Leave the pictures out. Return all other data exactly.

- Rows -
** begin **

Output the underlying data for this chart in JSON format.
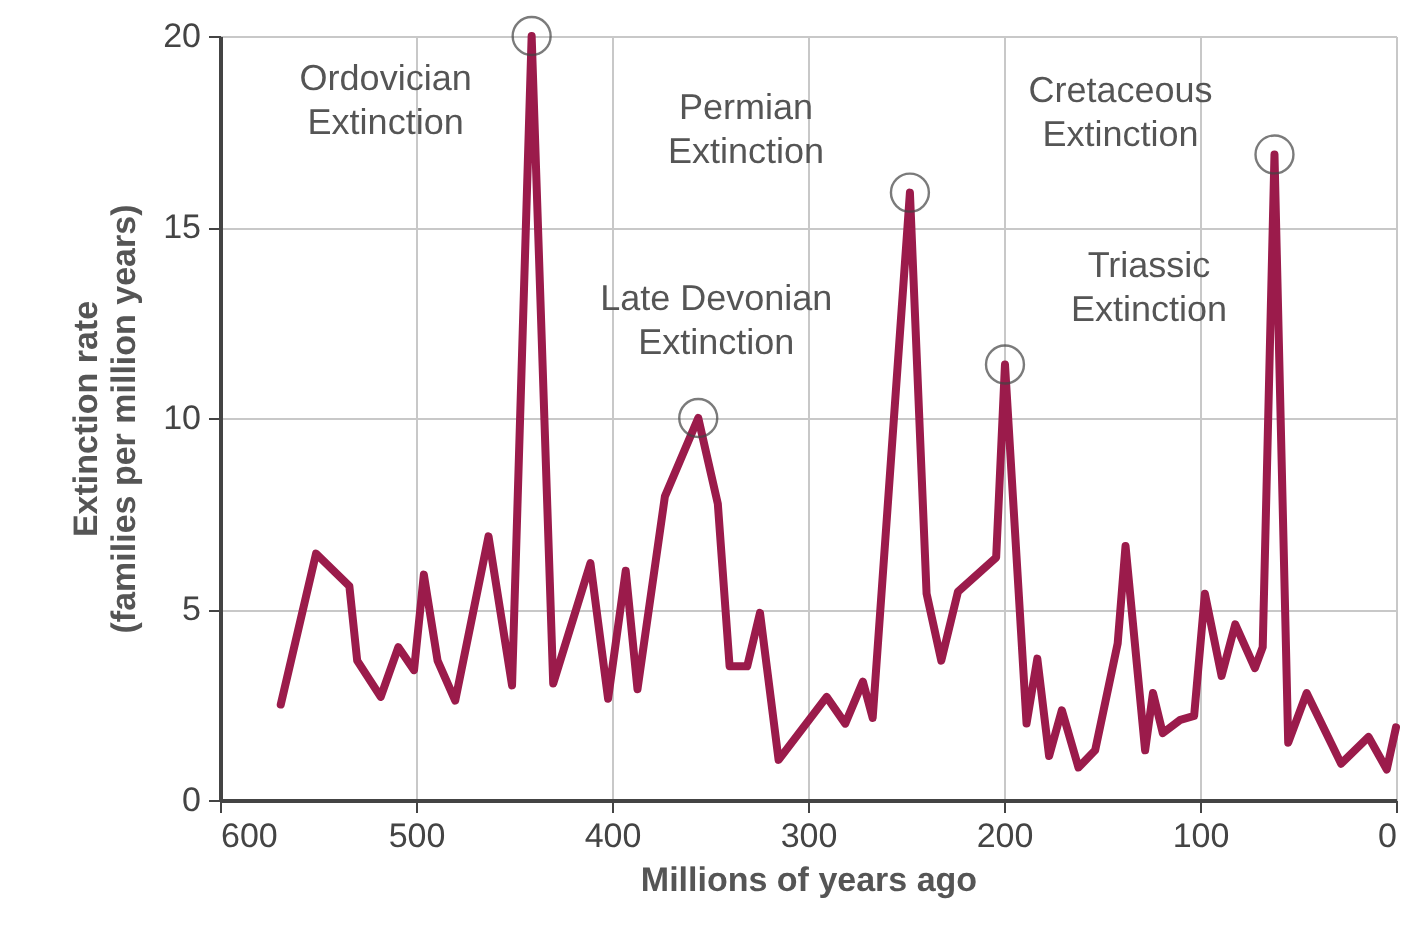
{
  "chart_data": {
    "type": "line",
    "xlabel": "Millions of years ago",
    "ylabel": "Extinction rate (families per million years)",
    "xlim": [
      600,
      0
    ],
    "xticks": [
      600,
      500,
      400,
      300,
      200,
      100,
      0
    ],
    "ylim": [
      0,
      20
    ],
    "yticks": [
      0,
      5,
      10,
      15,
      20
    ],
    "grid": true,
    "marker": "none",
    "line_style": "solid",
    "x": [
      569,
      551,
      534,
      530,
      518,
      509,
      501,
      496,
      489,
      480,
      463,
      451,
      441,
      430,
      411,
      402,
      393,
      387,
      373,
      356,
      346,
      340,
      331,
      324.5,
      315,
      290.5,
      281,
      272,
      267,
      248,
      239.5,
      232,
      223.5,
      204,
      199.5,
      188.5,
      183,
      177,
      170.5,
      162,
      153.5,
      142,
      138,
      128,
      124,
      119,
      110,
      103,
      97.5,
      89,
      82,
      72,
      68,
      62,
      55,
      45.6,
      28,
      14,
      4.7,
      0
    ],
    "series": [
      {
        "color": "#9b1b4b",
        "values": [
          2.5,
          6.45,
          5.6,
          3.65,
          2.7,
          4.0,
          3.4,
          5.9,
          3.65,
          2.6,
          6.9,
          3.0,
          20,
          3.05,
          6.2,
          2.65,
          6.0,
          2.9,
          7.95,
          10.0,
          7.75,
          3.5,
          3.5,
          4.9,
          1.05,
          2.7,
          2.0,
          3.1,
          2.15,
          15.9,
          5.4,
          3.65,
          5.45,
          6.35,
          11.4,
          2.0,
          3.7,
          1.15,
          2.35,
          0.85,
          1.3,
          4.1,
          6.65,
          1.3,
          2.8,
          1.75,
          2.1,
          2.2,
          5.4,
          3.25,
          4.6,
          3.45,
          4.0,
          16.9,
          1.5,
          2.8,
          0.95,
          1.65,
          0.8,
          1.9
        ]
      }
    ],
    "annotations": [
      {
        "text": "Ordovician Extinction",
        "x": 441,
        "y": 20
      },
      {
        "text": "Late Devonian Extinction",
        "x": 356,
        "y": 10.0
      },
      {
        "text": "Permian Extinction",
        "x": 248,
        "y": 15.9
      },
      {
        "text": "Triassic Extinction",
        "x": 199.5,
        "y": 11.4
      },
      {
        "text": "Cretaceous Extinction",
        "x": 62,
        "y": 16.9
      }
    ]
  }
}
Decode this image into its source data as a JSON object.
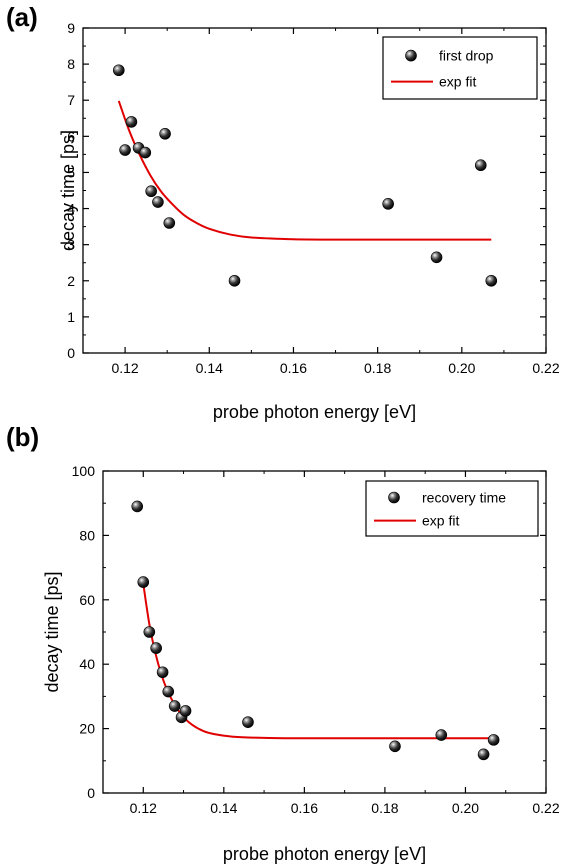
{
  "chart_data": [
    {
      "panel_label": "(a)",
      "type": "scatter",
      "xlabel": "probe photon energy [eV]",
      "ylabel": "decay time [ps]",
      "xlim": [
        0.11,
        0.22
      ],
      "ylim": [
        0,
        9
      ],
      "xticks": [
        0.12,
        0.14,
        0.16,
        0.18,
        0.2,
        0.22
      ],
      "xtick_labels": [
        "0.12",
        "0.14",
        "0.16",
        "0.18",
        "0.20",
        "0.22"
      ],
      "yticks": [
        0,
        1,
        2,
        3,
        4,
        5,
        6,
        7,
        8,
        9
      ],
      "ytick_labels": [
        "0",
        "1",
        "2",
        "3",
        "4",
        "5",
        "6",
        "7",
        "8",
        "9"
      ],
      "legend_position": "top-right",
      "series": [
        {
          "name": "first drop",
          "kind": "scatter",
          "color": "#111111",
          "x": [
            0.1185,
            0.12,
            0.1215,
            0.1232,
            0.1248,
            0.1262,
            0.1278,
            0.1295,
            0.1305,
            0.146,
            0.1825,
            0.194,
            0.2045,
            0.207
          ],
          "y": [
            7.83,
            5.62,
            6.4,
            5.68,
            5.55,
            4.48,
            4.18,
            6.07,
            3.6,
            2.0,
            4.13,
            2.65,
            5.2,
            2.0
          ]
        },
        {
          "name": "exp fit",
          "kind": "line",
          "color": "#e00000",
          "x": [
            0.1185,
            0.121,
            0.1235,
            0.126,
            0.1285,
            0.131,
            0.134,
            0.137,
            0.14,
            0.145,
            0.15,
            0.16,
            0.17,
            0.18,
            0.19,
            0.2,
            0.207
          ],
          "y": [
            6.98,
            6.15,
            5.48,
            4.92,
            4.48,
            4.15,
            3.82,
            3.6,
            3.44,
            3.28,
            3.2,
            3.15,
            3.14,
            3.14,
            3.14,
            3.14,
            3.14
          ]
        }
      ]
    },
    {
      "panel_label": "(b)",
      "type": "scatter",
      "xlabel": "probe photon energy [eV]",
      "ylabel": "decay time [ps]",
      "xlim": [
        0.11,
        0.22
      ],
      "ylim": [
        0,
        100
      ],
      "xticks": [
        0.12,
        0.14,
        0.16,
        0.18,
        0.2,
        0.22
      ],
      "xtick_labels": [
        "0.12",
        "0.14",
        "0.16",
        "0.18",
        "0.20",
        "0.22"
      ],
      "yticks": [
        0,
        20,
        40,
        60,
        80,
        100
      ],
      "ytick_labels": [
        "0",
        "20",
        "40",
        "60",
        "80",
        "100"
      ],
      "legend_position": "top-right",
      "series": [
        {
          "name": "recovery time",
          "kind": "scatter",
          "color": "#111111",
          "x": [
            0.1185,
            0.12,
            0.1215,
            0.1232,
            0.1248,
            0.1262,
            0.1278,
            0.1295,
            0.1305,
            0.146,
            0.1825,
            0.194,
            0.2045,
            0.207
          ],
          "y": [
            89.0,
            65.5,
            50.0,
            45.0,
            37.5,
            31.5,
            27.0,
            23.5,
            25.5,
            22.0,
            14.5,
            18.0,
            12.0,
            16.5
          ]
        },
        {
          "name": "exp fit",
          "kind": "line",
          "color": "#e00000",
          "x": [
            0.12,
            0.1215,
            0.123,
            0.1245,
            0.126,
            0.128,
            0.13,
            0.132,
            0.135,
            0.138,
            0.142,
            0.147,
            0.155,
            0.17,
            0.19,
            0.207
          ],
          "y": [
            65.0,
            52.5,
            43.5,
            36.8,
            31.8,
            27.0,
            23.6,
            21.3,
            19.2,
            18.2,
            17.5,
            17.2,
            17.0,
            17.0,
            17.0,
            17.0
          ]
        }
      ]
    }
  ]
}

** end **

- Solution to the problem -
Output the underlying data for this chart in JSON format.
{
  "chart_data": {
    "type": "line",
    "xlabel": "Millions of years ago",
    "ylabel": "Extinction rate (families per million years)",
    "xlim": [
      600,
      0
    ],
    "xticks": [
      600,
      500,
      400,
      300,
      200,
      100,
      0
    ],
    "ylim": [
      0,
      20
    ],
    "yticks": [
      0,
      5,
      10,
      15,
      20
    ],
    "grid": true,
    "marker": "none",
    "line_style": "solid",
    "x": [
      569,
      551,
      534,
      530,
      518,
      509,
      501,
      496,
      489,
      480,
      463,
      451,
      441,
      430,
      411,
      402,
      393,
      387,
      373,
      356,
      346,
      340,
      331,
      324.5,
      315,
      290.5,
      281,
      272,
      267,
      248,
      239.5,
      232,
      223.5,
      204,
      199.5,
      188.5,
      183,
      177,
      170.5,
      162,
      153.5,
      142,
      138,
      128,
      124,
      119,
      110,
      103,
      97.5,
      89,
      82,
      72,
      68,
      62,
      55,
      45.6,
      28,
      14,
      4.7,
      0
    ],
    "series": [
      {
        "color": "#9b1b4b",
        "values": [
          2.5,
          6.45,
          5.6,
          3.65,
          2.7,
          4.0,
          3.4,
          5.9,
          3.65,
          2.6,
          6.9,
          3.0,
          20,
          3.05,
          6.2,
          2.65,
          6.0,
          2.9,
          7.95,
          10.0,
          7.75,
          3.5,
          3.5,
          4.9,
          1.05,
          2.7,
          2.0,
          3.1,
          2.15,
          15.9,
          5.4,
          3.65,
          5.45,
          6.35,
          11.4,
          2.0,
          3.7,
          1.15,
          2.35,
          0.85,
          1.3,
          4.1,
          6.65,
          1.3,
          2.8,
          1.75,
          2.1,
          2.2,
          5.4,
          3.25,
          4.6,
          3.45,
          4.0,
          16.9,
          1.5,
          2.8,
          0.95,
          1.65,
          0.8,
          1.9
        ]
      }
    ],
    "annotations": [
      {
        "text": "Ordovician Extinction",
        "x": 441,
        "y": 20
      },
      {
        "text": "Late Devonian Extinction",
        "x": 356,
        "y": 10.0
      },
      {
        "text": "Permian Extinction",
        "x": 248,
        "y": 15.9
      },
      {
        "text": "Triassic Extinction",
        "x": 199.5,
        "y": 11.4
      },
      {
        "text": "Cretaceous Extinction",
        "x": 62,
        "y": 16.9
      }
    ]
  }
}
Decode this image into its source data as a JSON object.
{
  "chart_data": [
    {
      "panel_label": "(a)",
      "type": "scatter",
      "xlabel": "probe photon energy [eV]",
      "ylabel": "decay time [ps]",
      "xlim": [
        0.11,
        0.22
      ],
      "ylim": [
        0,
        9
      ],
      "xticks": [
        0.12,
        0.14,
        0.16,
        0.18,
        0.2,
        0.22
      ],
      "xtick_labels": [
        "0.12",
        "0.14",
        "0.16",
        "0.18",
        "0.20",
        "0.22"
      ],
      "yticks": [
        0,
        1,
        2,
        3,
        4,
        5,
        6,
        7,
        8,
        9
      ],
      "ytick_labels": [
        "0",
        "1",
        "2",
        "3",
        "4",
        "5",
        "6",
        "7",
        "8",
        "9"
      ],
      "legend_position": "top-right",
      "series": [
        {
          "name": "first drop",
          "kind": "scatter",
          "color": "#111111",
          "x": [
            0.1185,
            0.12,
            0.1215,
            0.1232,
            0.1248,
            0.1262,
            0.1278,
            0.1295,
            0.1305,
            0.146,
            0.1825,
            0.194,
            0.2045,
            0.207
          ],
          "y": [
            7.83,
            5.62,
            6.4,
            5.68,
            5.55,
            4.48,
            4.18,
            6.07,
            3.6,
            2.0,
            4.13,
            2.65,
            5.2,
            2.0
          ]
        },
        {
          "name": "exp fit",
          "kind": "line",
          "color": "#e00000",
          "x": [
            0.1185,
            0.121,
            0.1235,
            0.126,
            0.1285,
            0.131,
            0.134,
            0.137,
            0.14,
            0.145,
            0.15,
            0.16,
            0.17,
            0.18,
            0.19,
            0.2,
            0.207
          ],
          "y": [
            6.98,
            6.15,
            5.48,
            4.92,
            4.48,
            4.15,
            3.82,
            3.6,
            3.44,
            3.28,
            3.2,
            3.15,
            3.14,
            3.14,
            3.14,
            3.14,
            3.14
          ]
        }
      ]
    },
    {
      "panel_label": "(b)",
      "type": "scatter",
      "xlabel": "probe photon energy [eV]",
      "ylabel": "decay time [ps]",
      "xlim": [
        0.11,
        0.22
      ],
      "ylim": [
        0,
        100
      ],
      "xticks": [
        0.12,
        0.14,
        0.16,
        0.18,
        0.2,
        0.22
      ],
      "xtick_labels": [
        "0.12",
        "0.14",
        "0.16",
        "0.18",
        "0.20",
        "0.22"
      ],
      "yticks": [
        0,
        20,
        40,
        60,
        80,
        100
      ],
      "ytick_labels": [
        "0",
        "20",
        "40",
        "60",
        "80",
        "100"
      ],
      "legend_position": "top-right",
      "series": [
        {
          "name": "recovery time",
          "kind": "scatter",
          "color": "#111111",
          "x": [
            0.1185,
            0.12,
            0.1215,
            0.1232,
            0.1248,
            0.1262,
            0.1278,
            0.1295,
            0.1305,
            0.146,
            0.1825,
            0.194,
            0.2045,
            0.207
          ],
          "y": [
            89.0,
            65.5,
            50.0,
            45.0,
            37.5,
            31.5,
            27.0,
            23.5,
            25.5,
            22.0,
            14.5,
            18.0,
            12.0,
            16.5
          ]
        },
        {
          "name": "exp fit",
          "kind": "line",
          "color": "#e00000",
          "x": [
            0.12,
            0.1215,
            0.123,
            0.1245,
            0.126,
            0.128,
            0.13,
            0.132,
            0.135,
            0.138,
            0.142,
            0.147,
            0.155,
            0.17,
            0.19,
            0.207
          ],
          "y": [
            65.0,
            52.5,
            43.5,
            36.8,
            31.8,
            27.0,
            23.6,
            21.3,
            19.2,
            18.2,
            17.5,
            17.2,
            17.0,
            17.0,
            17.0,
            17.0
          ]
        }
      ]
    }
  ]
}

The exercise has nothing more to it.